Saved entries
──────────────────────────────

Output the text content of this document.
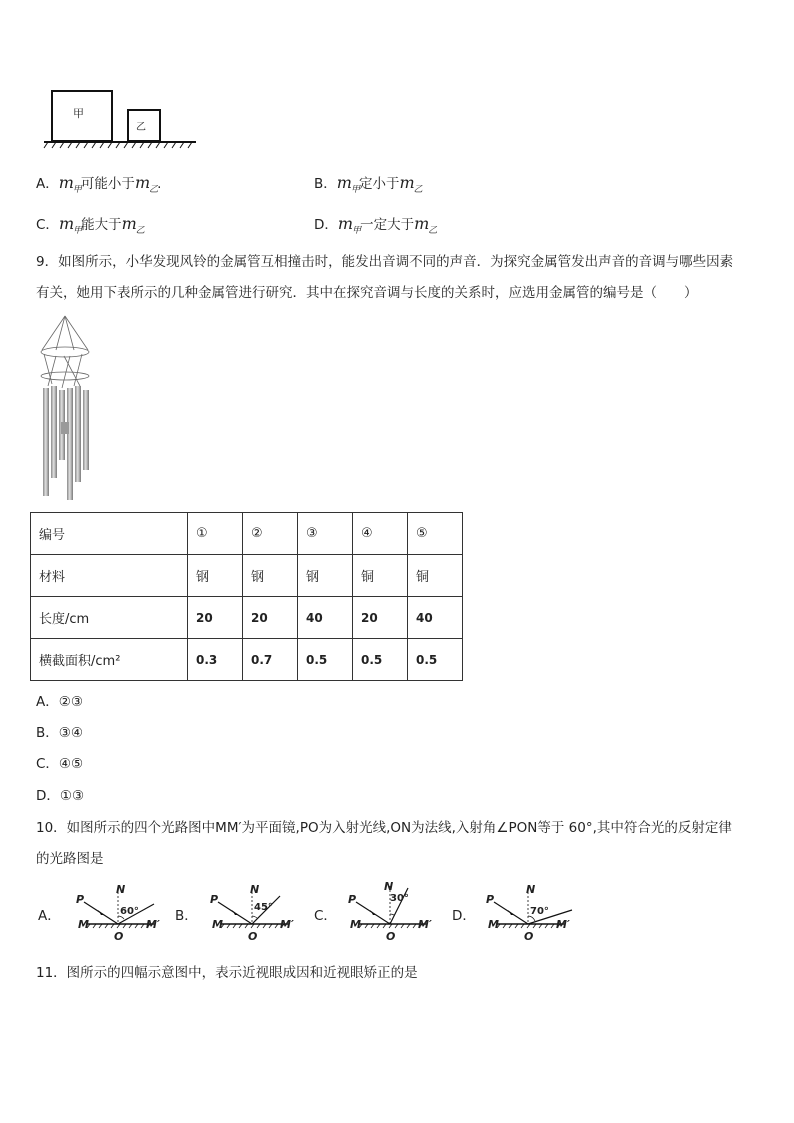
甲
乙
A．$m_甲$可能小于$m_乙$.	B．$m_甲$定小于$m_乙$
C．$m_甲$能大于$m_乙$	D．$m_甲$一定大于$m_乙$
9．如图所示，小华发现风铃的金属管互相撞击时，能发出音调不同的声音．为探究金属管发出声音的音调与哪些因素
有关，她用下表所示的几种金属管进行研究．其中在探究音调与长度的关系时，应选用金属管的编号是（　　）
编号	①	②	③	④	⑤
材料	钢	钢	钢	铜	铜
长度/cm	20	20	40	20	40
横截面积/cm²	0.3	0.7	0.5	0.5	0.5
A．②③
B．③④
C．④⑤
D．①③
10．如图所示的四个光路图中MM′为平面镜,PO为入射光线,ON为法线,入射角∠PON等于 60°,其中符合光的反射定律
的光路图是
A．	B．	C．	D．
P
N
60°
M	M′
O
P
N
45°
M	M′
O
P
N
30°
M	M′
O
P
N
70°
M	M′
O
11．图所示的四幅示意图中，表示近视眼成因和近视眼矫正的是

──────────────────────────────

- [STATED EXERCISE]: Skip the pictures and transcribe the rest of the records exactly.

- [ANSWER TO THIS EXERCISE]:
Output the text content of this document.
甲
乙
A．$m_甲$可能小于$m_乙$.	B．$m_甲$定小于$m_乙$
C．$m_甲$能大于$m_乙$	D．$m_甲$一定大于$m_乙$
9．如图所示，小华发现风铃的金属管互相撞击时，能发出音调不同的声音．为探究金属管发出声音的音调与哪些因素
有关，她用下表所示的几种金属管进行研究．其中在探究音调与长度的关系时，应选用金属管的编号是（　　）
编号	①	②	③	④	⑤
材料	钢	钢	钢	铜	铜
长度/cm	20	20	40	20	40
横截面积/cm²	0.3	0.7	0.5	0.5	0.5
A．②③
B．③④
C．④⑤
D．①③
10．如图所示的四个光路图中MM′为平面镜,PO为入射光线,ON为法线,入射角∠PON等于 60°,其中符合光的反射定律
的光路图是
A．	B．	C．	D．
P
N
60°
M	M′
O
P
N
45°
M	M′
O
P
N
30°
M	M′
O
P
N
70°
M	M′
O
11．图所示的四幅示意图中，表示近视眼成因和近视眼矫正的是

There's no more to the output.